### DATA
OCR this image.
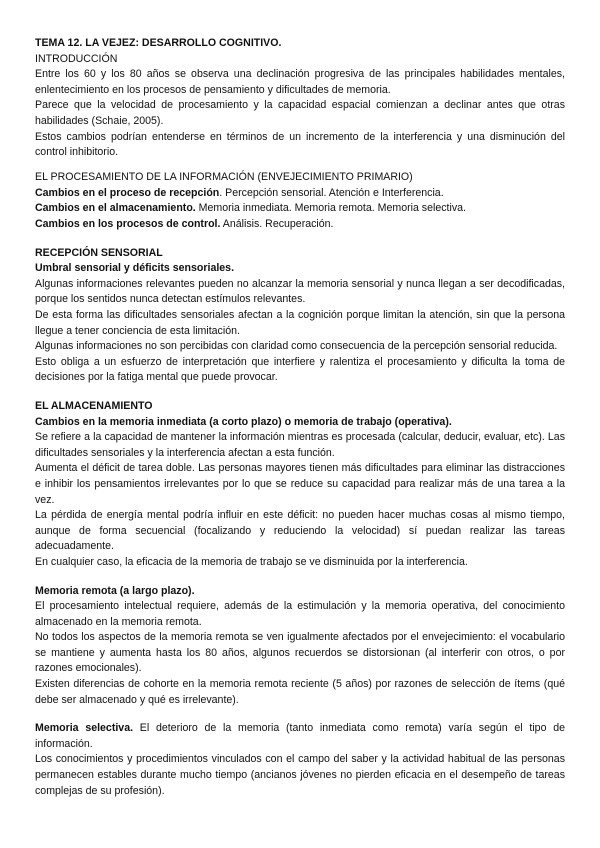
TEMA 12. LA VEJEZ: DESARROLLO COGNITIVO.
INTRODUCCIÓN

Entre los 60 y los 80 años se observa una declinación progresiva de las principales habilidades mentales, enlentecimiento en los procesos de pensamiento y dificultades de memoria.

Parece que la velocidad de procesamiento y la capacidad espacial comienzan a declinar antes que otras habilidades (Schaie, 2005).

Estos cambios podrían entenderse en términos de un incremento de la interferencia y una disminución del control inhibitorio.

EL PROCESAMIENTO DE LA INFORMACIÓN (ENVEJECIMIENTO PRIMARIO)

Cambios en el proceso de recepción. Percepción sensorial. Atención e Interferencia.

Cambios en el almacenamiento. Memoria inmediata. Memoria remota. Memoria selectiva.

Cambios en los procesos de control. Análisis. Recuperación.

RECEPCIÓN SENSORIAL
Umbral sensorial y déficits sensoriales.

Algunas informaciones relevantes pueden no alcanzar la memoria sensorial y nunca llegan a ser decodificadas, porque los sentidos nunca detectan estímulos relevantes.

De esta forma las dificultades sensoriales afectan a la cognición porque limitan la atención, sin que la persona llegue a tener conciencia de esta limitación.

Algunas informaciones no son percibidas con claridad como consecuencia de la percepción sensorial reducida.

Esto obliga a un esfuerzo de interpretación que interfiere y ralentiza el procesamiento y dificulta la toma de decisiones por la fatiga mental que puede provocar.

EL ALMACENAMIENTO
Cambios en la memoria inmediata (a corto plazo) o memoria de trabajo (operativa).

Se refiere a la capacidad de mantener la información mientras es procesada (calcular, deducir, evaluar, etc). Las dificultades sensoriales y la interferencia afectan a esta función.

Aumenta el déficit de tarea doble. Las personas mayores tienen más dificultades para eliminar las distracciones e inhibir los pensamientos irrelevantes por lo que se reduce su capacidad para realizar más de una tarea a la vez.

La pérdida de energía mental podría influir en este déficit: no pueden hacer muchas cosas al mismo tiempo, aunque de forma secuencial (focalizando y reduciendo la velocidad) sí puedan realizar las tareas adecuadamente.

En cualquier caso, la eficacia de la memoria de trabajo se ve disminuida por la interferencia.

Memoria remota (a largo plazo).

El procesamiento intelectual requiere, además de la estimulación y la memoria operativa, del conocimiento almacenado en la memoria remota.

No todos los aspectos de la memoria remota se ven igualmente afectados por el envejecimiento: el vocabulario se mantiene y aumenta hasta los 80 años, algunos recuerdos se distorsionan (al interferir con otros, o por razones emocionales).

Existen diferencias de cohorte en la memoria remota reciente (5 años) por razones de selección de ítems (qué debe ser almacenado y qué es irrelevante).

Memoria selectiva. El deterioro de la memoria (tanto inmediata como remota) varía según el tipo de información.

Los conocimientos y procedimientos vinculados con el campo del saber y la actividad habitual de las personas permanecen estables durante mucho tiempo (ancianos jóvenes no pierden eficacia en el desempeño de tareas complejas de su profesión).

### WHAT THE TASK ASKS
State how many lines of the entries above include the word "razones", offering no text other than the number.

### RIGHT ANSWER
2